Source data
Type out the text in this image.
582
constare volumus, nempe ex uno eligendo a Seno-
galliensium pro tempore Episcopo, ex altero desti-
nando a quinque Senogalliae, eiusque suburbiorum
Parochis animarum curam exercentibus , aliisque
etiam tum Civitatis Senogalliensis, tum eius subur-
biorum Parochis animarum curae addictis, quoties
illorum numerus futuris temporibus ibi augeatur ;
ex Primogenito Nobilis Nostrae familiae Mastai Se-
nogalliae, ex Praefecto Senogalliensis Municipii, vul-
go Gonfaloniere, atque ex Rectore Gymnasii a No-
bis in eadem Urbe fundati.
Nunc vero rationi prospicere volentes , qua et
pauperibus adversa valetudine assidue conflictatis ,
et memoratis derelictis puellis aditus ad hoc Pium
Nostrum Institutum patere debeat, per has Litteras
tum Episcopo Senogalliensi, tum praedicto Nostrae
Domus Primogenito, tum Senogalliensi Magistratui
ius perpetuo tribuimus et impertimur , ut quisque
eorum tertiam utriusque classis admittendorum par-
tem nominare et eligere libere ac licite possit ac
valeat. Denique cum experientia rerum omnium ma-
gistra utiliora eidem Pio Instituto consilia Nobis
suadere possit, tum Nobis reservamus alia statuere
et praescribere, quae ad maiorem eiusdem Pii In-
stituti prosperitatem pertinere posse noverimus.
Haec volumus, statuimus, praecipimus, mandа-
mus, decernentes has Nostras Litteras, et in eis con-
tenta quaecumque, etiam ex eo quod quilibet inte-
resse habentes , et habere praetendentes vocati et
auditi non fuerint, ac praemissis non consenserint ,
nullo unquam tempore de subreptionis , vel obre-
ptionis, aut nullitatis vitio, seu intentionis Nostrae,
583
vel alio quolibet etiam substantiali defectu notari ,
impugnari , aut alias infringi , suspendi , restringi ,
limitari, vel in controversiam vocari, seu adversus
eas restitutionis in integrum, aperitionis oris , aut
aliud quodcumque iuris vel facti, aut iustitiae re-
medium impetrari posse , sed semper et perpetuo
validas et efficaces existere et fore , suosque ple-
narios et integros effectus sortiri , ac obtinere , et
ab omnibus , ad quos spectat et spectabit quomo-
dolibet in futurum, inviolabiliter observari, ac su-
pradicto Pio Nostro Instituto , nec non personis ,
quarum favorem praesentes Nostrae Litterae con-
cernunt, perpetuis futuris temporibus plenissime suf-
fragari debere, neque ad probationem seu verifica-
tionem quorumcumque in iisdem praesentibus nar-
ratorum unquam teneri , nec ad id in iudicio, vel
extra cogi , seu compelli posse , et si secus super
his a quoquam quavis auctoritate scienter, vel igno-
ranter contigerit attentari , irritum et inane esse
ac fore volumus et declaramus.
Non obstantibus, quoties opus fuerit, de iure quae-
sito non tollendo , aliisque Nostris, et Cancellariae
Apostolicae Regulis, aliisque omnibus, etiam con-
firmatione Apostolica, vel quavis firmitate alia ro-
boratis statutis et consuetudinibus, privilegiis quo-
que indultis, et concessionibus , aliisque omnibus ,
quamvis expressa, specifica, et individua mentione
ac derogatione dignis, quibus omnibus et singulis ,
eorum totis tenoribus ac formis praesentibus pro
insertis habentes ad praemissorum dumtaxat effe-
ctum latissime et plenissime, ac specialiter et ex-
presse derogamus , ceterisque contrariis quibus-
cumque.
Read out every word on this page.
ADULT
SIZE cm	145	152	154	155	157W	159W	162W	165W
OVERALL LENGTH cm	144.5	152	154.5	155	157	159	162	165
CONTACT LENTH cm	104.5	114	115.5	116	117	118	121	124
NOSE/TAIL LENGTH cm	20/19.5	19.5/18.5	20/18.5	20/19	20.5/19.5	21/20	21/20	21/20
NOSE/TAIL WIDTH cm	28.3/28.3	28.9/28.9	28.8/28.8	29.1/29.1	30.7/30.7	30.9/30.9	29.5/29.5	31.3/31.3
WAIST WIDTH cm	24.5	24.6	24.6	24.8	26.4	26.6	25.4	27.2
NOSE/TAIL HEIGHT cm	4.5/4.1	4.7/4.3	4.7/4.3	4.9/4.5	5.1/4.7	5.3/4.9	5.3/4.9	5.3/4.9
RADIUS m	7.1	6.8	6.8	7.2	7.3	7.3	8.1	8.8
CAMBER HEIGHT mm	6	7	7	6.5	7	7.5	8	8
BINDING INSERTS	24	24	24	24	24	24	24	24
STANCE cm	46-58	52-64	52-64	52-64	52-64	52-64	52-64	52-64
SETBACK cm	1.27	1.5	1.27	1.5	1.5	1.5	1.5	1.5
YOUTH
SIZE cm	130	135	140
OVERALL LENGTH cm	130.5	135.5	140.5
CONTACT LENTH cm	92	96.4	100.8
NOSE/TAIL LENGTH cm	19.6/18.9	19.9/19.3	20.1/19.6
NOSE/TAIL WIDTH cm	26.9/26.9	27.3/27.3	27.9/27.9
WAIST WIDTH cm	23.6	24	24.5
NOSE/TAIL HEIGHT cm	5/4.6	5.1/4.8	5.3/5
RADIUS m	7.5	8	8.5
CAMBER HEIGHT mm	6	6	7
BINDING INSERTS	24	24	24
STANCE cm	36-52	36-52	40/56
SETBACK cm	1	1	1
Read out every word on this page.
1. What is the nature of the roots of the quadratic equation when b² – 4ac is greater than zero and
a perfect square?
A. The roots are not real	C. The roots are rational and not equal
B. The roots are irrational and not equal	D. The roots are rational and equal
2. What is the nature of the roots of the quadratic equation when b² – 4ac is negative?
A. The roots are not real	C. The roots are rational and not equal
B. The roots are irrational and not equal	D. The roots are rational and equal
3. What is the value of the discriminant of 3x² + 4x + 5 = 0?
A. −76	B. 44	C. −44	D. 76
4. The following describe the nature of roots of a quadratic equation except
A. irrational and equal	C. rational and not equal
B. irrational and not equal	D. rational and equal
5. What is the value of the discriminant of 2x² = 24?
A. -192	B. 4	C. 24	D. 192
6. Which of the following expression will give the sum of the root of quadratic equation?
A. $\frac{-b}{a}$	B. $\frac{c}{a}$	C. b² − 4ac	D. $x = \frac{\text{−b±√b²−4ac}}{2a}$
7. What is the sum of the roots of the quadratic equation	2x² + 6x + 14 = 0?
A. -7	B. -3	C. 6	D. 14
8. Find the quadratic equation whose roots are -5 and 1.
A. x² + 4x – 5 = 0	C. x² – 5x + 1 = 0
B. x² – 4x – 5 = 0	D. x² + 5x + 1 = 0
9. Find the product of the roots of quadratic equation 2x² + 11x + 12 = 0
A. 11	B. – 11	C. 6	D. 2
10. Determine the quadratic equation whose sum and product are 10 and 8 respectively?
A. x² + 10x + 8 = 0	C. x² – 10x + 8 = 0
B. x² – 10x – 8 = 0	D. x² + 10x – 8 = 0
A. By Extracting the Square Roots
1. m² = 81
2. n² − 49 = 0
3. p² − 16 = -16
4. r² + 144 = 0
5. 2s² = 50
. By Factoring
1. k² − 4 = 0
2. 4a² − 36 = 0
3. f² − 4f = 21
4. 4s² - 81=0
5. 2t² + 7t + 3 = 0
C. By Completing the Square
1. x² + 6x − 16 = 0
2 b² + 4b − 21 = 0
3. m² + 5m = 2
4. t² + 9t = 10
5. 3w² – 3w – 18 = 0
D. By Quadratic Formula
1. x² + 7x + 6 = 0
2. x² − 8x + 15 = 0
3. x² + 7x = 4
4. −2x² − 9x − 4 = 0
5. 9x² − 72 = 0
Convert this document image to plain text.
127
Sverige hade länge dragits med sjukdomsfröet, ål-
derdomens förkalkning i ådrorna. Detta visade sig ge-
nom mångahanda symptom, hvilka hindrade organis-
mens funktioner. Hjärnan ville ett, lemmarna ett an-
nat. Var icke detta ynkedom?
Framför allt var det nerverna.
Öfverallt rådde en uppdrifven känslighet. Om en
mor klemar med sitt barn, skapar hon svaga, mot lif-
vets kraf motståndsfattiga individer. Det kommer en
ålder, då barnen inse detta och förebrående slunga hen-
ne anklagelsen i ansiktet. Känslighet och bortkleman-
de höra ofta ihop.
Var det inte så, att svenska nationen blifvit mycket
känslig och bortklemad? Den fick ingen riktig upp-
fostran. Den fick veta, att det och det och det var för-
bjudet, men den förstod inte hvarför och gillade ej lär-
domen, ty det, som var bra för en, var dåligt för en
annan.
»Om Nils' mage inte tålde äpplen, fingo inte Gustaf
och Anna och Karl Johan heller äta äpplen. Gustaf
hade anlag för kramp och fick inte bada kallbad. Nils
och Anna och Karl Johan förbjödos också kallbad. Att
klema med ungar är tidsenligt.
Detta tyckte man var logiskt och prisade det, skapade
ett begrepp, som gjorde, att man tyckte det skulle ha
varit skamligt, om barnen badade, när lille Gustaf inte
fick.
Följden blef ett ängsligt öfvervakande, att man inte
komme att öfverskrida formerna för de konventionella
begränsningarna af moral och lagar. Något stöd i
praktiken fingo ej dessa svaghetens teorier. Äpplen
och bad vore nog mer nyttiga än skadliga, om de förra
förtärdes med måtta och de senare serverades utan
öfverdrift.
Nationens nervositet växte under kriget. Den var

● **STATED EXERCISE**
Pull out and copy each line containing the string "quoties".

● **TASK RESULT**
biorum Parochis animarum curae addictis, quoties
Non obstantibus, quoties opus fuerit, de iure quae-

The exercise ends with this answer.